# TASK DESCRIPTION
Gather all lines containing the string "title" and copy them out.

[Records contained in a dataset]
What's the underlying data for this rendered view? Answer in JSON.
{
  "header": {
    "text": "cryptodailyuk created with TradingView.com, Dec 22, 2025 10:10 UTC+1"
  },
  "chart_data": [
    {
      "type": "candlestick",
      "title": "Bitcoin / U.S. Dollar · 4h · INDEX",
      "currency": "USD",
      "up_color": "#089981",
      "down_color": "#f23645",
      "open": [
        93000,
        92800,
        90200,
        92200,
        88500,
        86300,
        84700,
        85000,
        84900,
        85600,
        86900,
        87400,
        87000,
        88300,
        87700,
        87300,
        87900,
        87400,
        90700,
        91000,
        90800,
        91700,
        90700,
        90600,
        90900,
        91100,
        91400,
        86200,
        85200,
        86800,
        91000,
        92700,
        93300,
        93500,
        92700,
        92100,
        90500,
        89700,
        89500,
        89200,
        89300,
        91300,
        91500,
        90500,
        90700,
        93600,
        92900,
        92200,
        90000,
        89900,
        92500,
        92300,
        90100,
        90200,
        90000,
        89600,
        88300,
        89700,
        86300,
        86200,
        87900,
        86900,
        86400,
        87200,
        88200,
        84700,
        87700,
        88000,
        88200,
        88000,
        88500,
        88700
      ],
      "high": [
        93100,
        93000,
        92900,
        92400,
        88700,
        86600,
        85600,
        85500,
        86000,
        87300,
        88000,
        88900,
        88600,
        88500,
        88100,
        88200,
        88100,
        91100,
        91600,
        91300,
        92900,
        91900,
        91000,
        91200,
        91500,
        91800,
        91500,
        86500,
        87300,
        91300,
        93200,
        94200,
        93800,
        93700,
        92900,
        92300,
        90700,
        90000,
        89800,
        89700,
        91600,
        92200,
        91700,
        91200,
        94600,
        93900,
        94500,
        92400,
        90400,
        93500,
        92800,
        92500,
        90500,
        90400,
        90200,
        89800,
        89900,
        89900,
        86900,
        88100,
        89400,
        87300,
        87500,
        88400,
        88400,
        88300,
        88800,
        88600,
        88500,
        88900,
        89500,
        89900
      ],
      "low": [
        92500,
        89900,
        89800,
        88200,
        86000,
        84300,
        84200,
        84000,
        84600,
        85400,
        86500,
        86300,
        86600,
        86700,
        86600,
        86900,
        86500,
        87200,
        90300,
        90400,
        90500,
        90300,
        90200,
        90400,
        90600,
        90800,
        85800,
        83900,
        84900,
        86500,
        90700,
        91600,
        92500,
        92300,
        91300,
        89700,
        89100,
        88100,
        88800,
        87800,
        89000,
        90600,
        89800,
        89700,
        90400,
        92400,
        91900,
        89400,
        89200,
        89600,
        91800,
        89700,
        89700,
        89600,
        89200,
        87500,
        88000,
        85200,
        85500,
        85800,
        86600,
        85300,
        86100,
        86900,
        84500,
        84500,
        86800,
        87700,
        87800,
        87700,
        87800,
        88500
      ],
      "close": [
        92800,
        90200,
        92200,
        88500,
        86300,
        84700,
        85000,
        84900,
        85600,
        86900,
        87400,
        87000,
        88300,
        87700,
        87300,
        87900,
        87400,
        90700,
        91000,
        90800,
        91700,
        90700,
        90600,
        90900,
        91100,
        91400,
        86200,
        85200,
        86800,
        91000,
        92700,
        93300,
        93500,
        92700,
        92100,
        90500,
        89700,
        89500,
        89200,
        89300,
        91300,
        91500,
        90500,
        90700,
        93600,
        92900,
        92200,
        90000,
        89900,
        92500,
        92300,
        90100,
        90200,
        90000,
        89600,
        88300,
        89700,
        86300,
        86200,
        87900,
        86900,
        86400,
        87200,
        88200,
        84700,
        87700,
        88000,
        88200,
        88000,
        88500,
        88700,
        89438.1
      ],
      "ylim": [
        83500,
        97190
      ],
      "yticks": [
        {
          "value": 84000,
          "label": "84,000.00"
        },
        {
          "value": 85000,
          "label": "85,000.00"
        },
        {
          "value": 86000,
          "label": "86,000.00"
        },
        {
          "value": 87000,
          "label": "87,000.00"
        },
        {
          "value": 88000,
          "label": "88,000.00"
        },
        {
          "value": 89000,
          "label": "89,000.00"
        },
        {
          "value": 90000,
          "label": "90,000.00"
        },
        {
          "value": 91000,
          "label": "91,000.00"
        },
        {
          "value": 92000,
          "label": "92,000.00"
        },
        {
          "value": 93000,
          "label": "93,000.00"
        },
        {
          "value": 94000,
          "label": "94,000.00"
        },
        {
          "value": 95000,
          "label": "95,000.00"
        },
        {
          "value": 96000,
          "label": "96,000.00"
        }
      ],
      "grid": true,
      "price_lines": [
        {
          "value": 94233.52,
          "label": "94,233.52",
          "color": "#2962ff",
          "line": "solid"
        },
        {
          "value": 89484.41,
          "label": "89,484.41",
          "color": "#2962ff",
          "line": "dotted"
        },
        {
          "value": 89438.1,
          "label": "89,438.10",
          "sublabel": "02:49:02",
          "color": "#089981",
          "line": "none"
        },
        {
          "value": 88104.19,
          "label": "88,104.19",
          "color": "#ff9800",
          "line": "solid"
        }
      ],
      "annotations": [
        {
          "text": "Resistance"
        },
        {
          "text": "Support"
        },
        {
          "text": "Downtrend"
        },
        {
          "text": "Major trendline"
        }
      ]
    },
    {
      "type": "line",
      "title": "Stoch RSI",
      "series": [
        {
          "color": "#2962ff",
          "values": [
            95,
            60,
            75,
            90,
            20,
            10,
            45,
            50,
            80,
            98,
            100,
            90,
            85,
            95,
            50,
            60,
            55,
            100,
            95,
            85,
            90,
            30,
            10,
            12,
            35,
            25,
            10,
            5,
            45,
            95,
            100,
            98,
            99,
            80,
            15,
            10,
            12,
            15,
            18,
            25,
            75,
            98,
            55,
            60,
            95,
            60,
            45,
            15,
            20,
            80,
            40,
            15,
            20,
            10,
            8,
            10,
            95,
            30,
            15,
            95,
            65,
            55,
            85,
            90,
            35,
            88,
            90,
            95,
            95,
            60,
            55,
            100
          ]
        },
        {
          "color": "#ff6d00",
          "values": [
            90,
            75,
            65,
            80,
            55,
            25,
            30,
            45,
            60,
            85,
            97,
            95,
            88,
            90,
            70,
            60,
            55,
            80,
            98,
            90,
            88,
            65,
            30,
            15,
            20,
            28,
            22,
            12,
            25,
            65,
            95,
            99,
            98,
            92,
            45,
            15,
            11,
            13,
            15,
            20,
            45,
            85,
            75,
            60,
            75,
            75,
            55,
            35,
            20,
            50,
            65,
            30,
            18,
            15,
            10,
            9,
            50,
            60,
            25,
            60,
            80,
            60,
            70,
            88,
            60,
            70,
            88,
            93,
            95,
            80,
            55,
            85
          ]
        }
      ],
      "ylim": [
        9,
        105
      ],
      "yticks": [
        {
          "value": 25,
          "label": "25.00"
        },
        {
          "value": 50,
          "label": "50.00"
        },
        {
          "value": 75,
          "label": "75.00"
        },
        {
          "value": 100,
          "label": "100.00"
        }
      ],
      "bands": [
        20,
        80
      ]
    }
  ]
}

# SOLUTION BELOW
      "title": "Bitcoin / U.S. Dollar · 4h · INDEX",
      "title": "Stoch RSI",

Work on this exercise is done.